— Start of Exercise input —

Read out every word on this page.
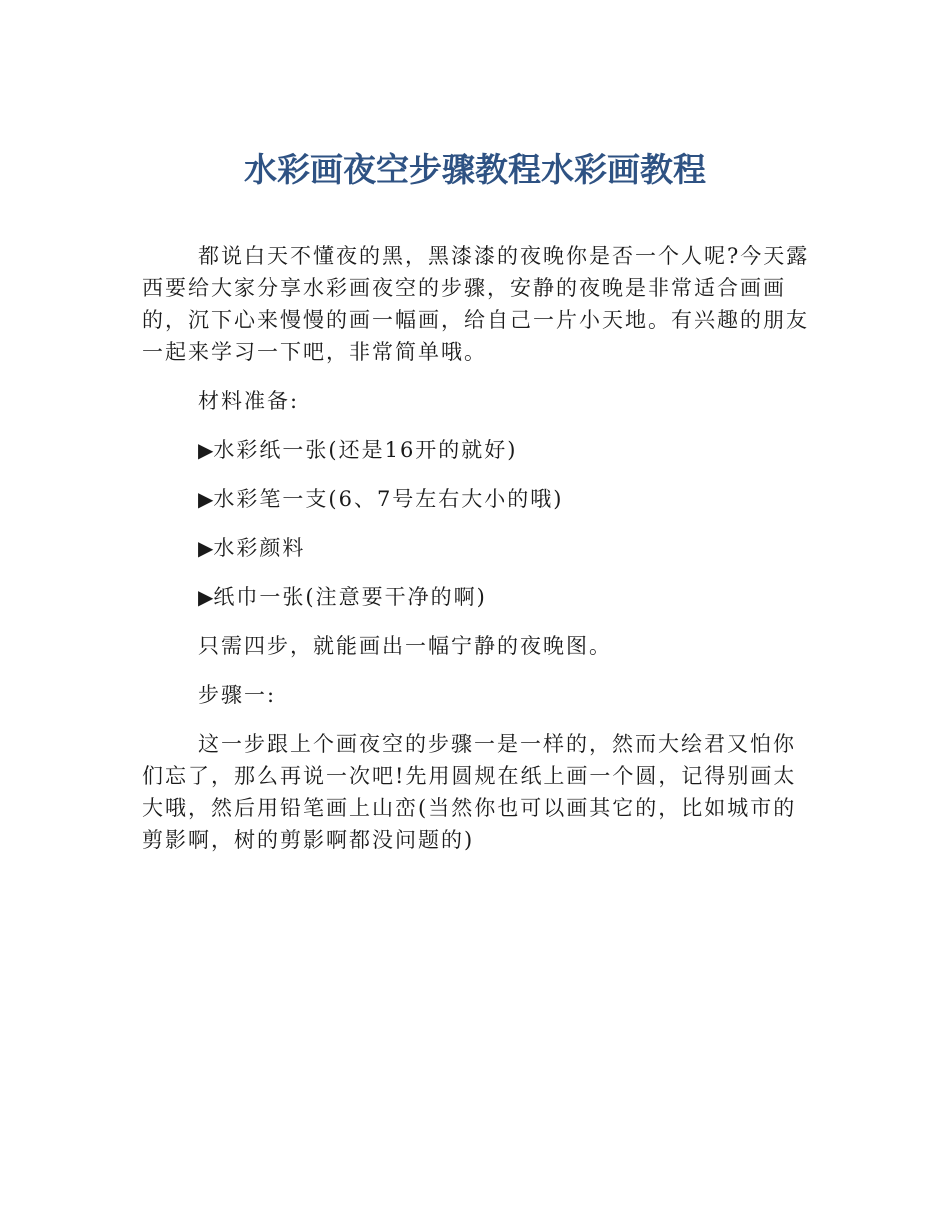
水彩画夜空步骤教程水彩画教程

都说白天不懂夜的黑，黑漆漆的夜晚你是否一个人呢?今天露西要给大家分享水彩画夜空的步骤，安静的夜晚是非常适合画画的，沉下心来慢慢的画一幅画，给自己一片小天地。有兴趣的朋友一起来学习一下吧，非常简单哦。

材料准备:

▶水彩纸一张(还是16开的就好)

▶水彩笔一支(6、7号左右大小的哦)

▶水彩颜料

▶纸巾一张(注意要干净的啊)

只需四步，就能画出一幅宁静的夜晚图。

步骤一:

这一步跟上个画夜空的步骤一是一样的，然而大绘君又怕你们忘了，那么再说一次吧!先用圆规在纸上画一个圆，记得别画太大哦，然后用铅笔画上山峦(当然你也可以画其它的，比如城市的剪影啊，树的剪影啊都没问题的)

— End of Exercise input —

Requirements: Your copy should repeat each entry above exactly but contain no pictures.

Response to this exercise:
Read out every word on this page.
水彩画夜空步骤教程水彩画教程

都说白天不懂夜的黑，黑漆漆的夜晚你是否一个人呢?今天露西要给大家分享水彩画夜空的步骤，安静的夜晚是非常适合画画的，沉下心来慢慢的画一幅画，给自己一片小天地。有兴趣的朋友一起来学习一下吧，非常简单哦。

材料准备:

▶水彩纸一张(还是16开的就好)

▶水彩笔一支(6、7号左右大小的哦)

▶水彩颜料

▶纸巾一张(注意要干净的啊)

只需四步，就能画出一幅宁静的夜晚图。

步骤一:

这一步跟上个画夜空的步骤一是一样的，然而大绘君又怕你们忘了，那么再说一次吧!先用圆规在纸上画一个圆，记得别画太大哦，然后用铅笔画上山峦(当然你也可以画其它的，比如城市的剪影啊，树的剪影啊都没问题的)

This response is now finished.